Copy out every line containing the word "data".

> Input for this task
##########
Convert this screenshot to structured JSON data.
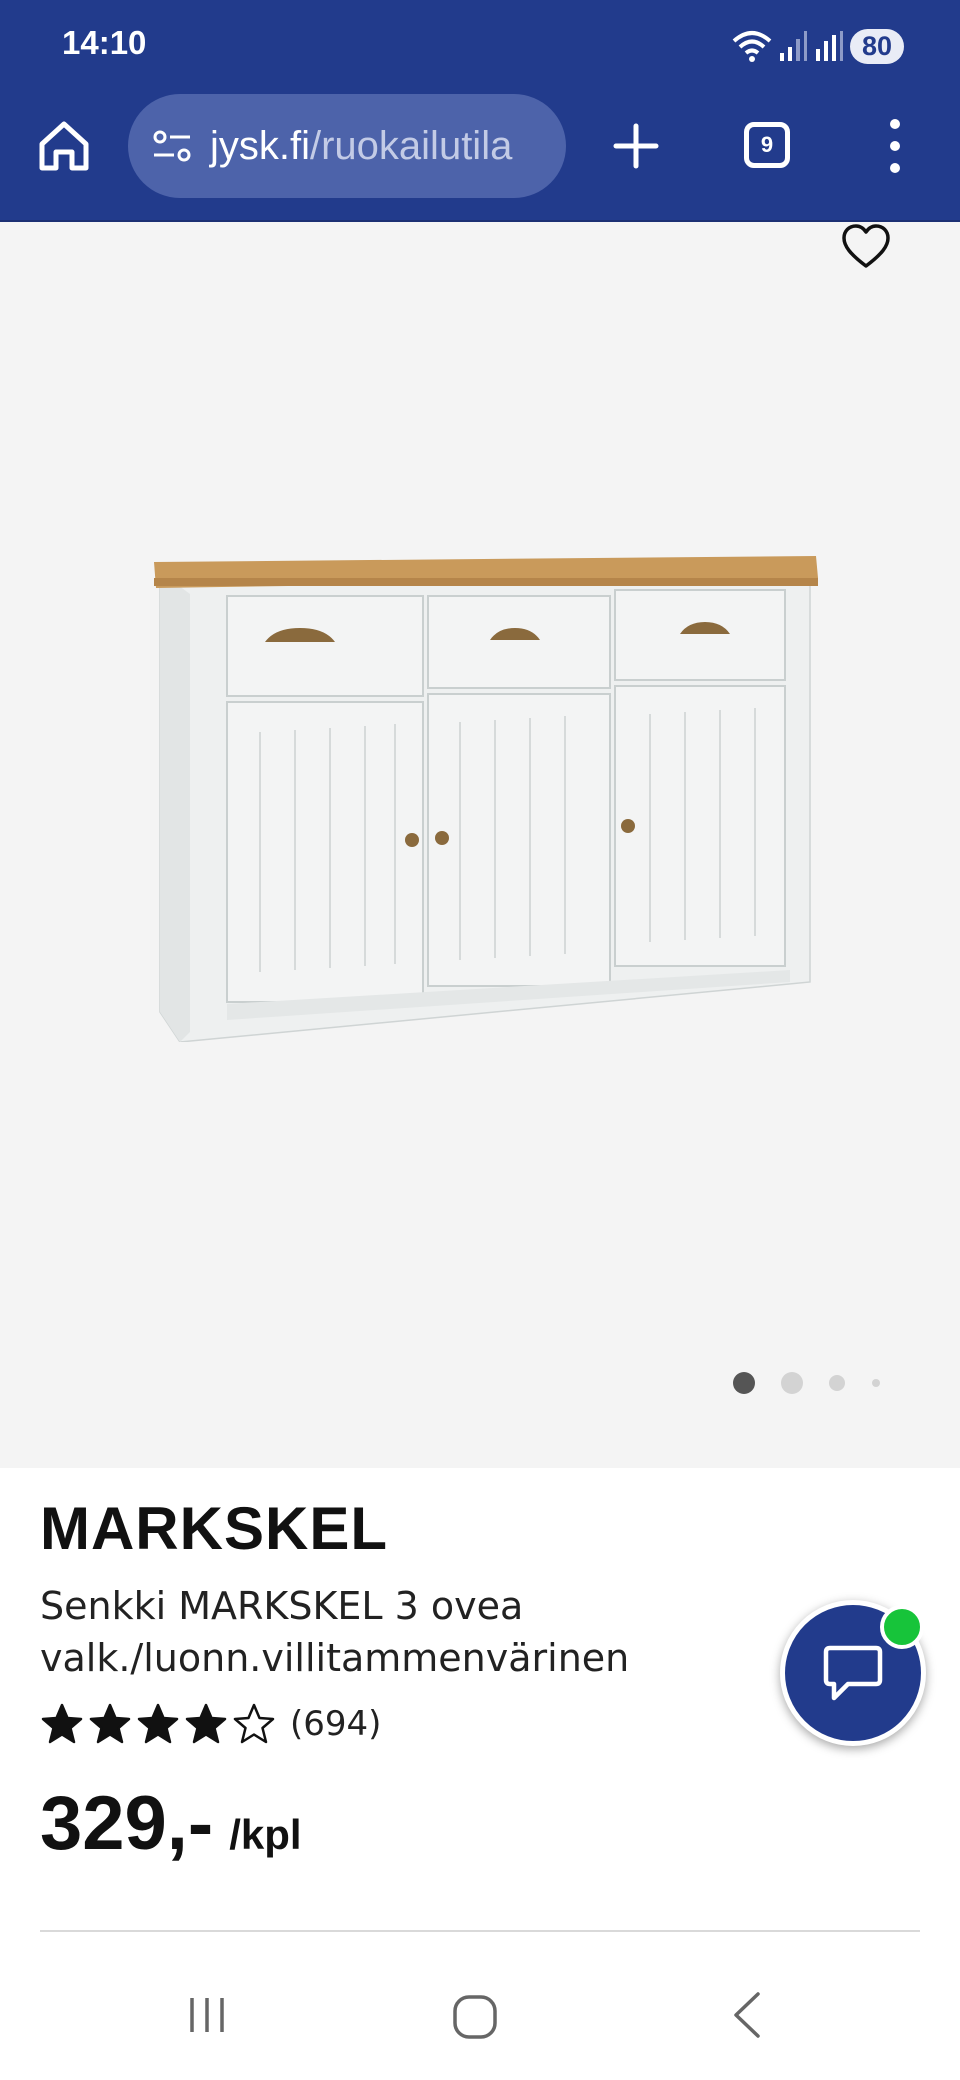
##########
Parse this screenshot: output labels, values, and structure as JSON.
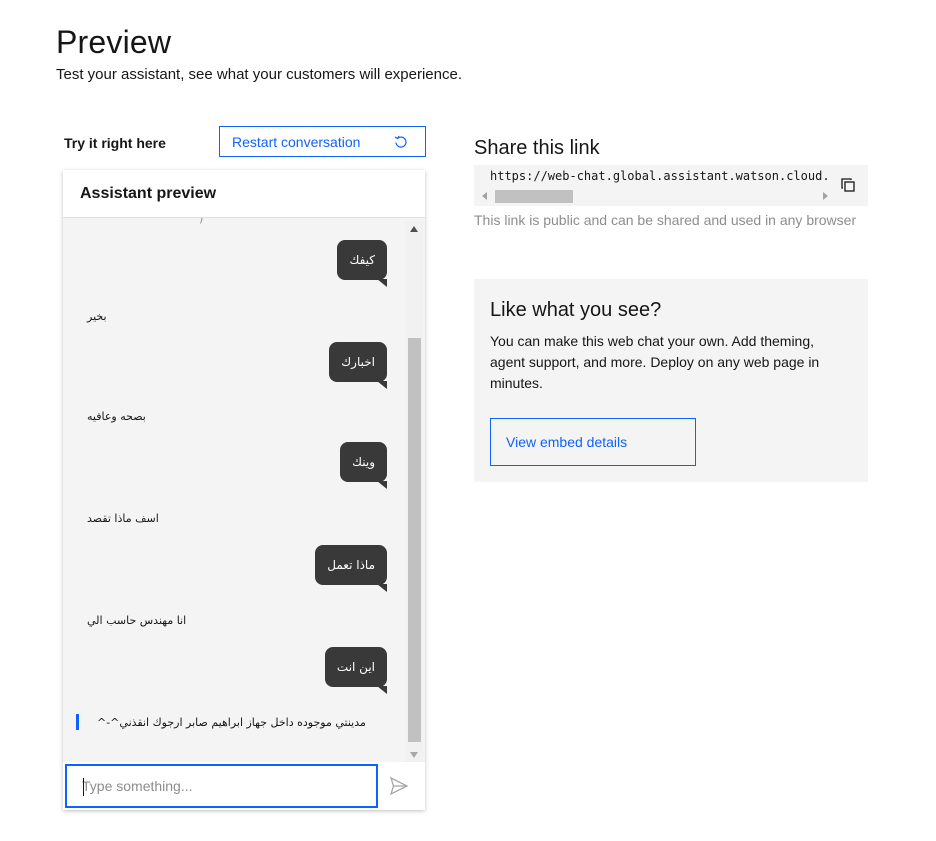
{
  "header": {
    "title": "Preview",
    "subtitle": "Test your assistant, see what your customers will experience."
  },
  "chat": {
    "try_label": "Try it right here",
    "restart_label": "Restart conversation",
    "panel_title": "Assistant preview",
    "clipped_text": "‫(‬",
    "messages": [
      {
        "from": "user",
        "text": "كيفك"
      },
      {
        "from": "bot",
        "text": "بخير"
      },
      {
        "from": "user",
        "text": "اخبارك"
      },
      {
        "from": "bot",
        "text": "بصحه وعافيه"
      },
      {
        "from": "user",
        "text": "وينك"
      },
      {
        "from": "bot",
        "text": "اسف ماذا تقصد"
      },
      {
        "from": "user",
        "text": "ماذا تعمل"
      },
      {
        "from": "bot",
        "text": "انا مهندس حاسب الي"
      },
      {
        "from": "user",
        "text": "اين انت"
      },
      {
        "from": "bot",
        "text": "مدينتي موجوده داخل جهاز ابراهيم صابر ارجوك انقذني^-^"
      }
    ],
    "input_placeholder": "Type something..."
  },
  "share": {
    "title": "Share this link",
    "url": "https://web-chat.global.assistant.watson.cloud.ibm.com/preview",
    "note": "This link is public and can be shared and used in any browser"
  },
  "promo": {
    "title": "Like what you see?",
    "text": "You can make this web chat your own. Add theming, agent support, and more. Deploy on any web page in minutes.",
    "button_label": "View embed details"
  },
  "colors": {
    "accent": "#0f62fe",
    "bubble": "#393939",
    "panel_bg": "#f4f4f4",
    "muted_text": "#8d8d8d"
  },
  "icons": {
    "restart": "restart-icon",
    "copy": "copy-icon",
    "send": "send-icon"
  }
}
##########
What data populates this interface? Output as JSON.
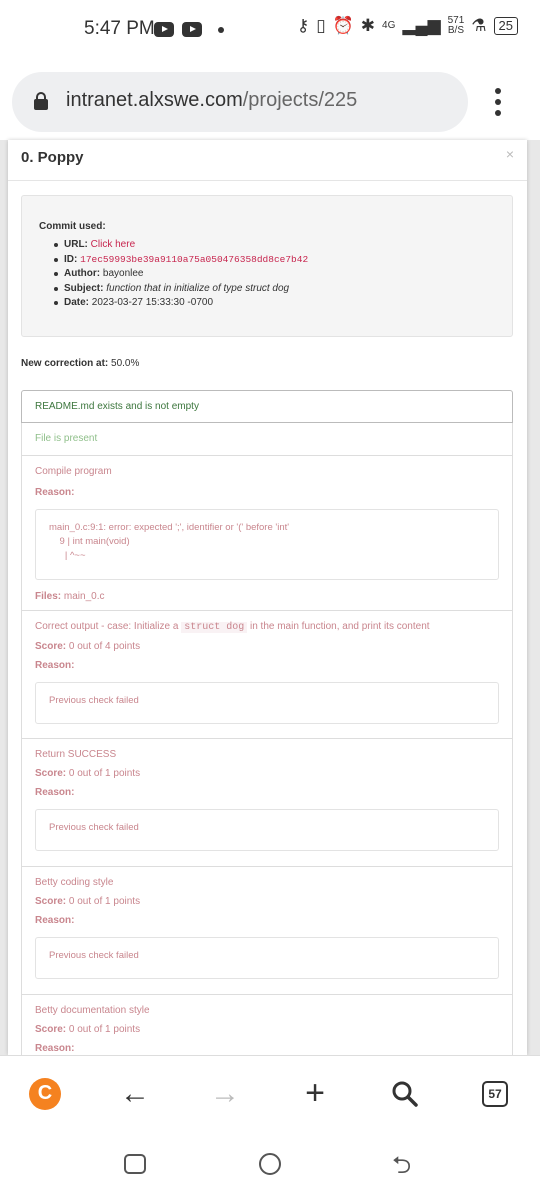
##########
> Task response
Convert this screenshot to structured JSON data.
What data populates this interface? Output as JSON.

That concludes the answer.